(EXERCISE DESCRIPTION): Give every entry again, word for word.

(Extracted data entries):

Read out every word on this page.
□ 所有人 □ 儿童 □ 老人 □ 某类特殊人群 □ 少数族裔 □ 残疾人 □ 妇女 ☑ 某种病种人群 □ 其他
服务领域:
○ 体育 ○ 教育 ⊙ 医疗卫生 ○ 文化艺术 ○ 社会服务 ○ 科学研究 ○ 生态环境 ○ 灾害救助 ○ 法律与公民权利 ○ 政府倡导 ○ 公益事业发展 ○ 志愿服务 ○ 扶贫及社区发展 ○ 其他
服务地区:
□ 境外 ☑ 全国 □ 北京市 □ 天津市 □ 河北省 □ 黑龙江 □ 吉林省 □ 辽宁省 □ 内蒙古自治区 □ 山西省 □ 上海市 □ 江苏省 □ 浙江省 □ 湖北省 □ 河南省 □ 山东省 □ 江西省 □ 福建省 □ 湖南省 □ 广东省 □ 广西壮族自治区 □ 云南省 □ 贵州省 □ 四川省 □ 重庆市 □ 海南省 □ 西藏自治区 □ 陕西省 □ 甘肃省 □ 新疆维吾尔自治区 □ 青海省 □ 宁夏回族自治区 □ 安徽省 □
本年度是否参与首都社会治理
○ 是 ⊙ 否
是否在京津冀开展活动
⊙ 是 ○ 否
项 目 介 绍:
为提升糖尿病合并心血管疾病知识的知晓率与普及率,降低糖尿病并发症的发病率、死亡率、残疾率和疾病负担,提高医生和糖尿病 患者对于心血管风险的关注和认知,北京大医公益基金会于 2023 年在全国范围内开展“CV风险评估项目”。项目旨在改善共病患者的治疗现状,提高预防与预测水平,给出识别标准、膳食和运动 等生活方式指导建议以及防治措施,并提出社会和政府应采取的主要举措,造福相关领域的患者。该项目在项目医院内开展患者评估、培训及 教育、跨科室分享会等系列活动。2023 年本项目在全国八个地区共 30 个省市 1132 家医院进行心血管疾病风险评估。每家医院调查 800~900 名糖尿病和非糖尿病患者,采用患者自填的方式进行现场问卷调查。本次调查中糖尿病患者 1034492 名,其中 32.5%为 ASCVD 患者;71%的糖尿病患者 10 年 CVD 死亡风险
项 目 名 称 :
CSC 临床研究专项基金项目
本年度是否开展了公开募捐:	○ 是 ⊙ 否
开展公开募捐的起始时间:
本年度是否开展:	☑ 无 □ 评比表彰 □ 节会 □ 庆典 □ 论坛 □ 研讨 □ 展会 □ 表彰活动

(TASK RESPONSE):
Read out every word on this page.
□ 所有人 □ 儿童 □ 老人 □ 某类特殊人群 □ 少数族裔 □ 残疾人 □ 妇女 ☑ 某种病种人群 □ 其他
服务领域:
○ 体育 ○ 教育 ⊙ 医疗卫生 ○ 文化艺术 ○ 社会服务 ○ 科学研究 ○ 生态环境 ○ 灾害救助 ○ 法律与公民权利 ○ 政府倡导 ○ 公益事业发展 ○ 志愿服务 ○ 扶贫及社区发展 ○ 其他
服务地区:
□ 境外 ☑ 全国 □ 北京市 □ 天津市 □ 河北省 □ 黑龙江 □ 吉林省 □ 辽宁省 □ 内蒙古自治区 □ 山西省 □ 上海市 □ 江苏省 □ 浙江省 □ 湖北省 □ 河南省 □ 山东省 □ 江西省 □ 福建省 □ 湖南省 □ 广东省 □ 广西壮族自治区 □ 云南省 □ 贵州省 □ 四川省 □ 重庆市 □ 海南省 □ 西藏自治区 □ 陕西省 □ 甘肃省 □ 新疆维吾尔自治区 □ 青海省 □ 宁夏回族自治区 □ 安徽省 □
本年度是否参与首都社会治理
○ 是 ⊙ 否
是否在京津冀开展活动
⊙ 是 ○ 否
项 目 介 绍:
为提升糖尿病合并心血管疾病知识的知晓率与普及率,降低糖尿病并发症的发病率、死亡率、残疾率和疾病负担,提高医生和糖尿病 患者对于心血管风险的关注和认知,北京大医公益基金会于 2023 年在全国范围内开展“CV风险评估项目”。项目旨在改善共病患者的治疗现状,提高预防与预测水平,给出识别标准、膳食和运动 等生活方式指导建议以及防治措施,并提出社会和政府应采取的主要举措,造福相关领域的患者。该项目在项目医院内开展患者评估、培训及 教育、跨科室分享会等系列活动。2023 年本项目在全国八个地区共 30 个省市 1132 家医院进行心血管疾病风险评估。每家医院调查 800~900 名糖尿病和非糖尿病患者,采用患者自填的方式进行现场问卷调查。本次调查中糖尿病患者 1034492 名,其中 32.5%为 ASCVD 患者;71%的糖尿病患者 10 年 CVD 死亡风险
项 目 名 称 :
CSC 临床研究专项基金项目
本年度是否开展了公开募捐:	○ 是 ⊙ 否
开展公开募捐的起始时间:
本年度是否开展:	☑ 无 □ 评比表彰 □ 节会 □ 庆典 □ 论坛 □ 研讨 □ 展会 □ 表彰活动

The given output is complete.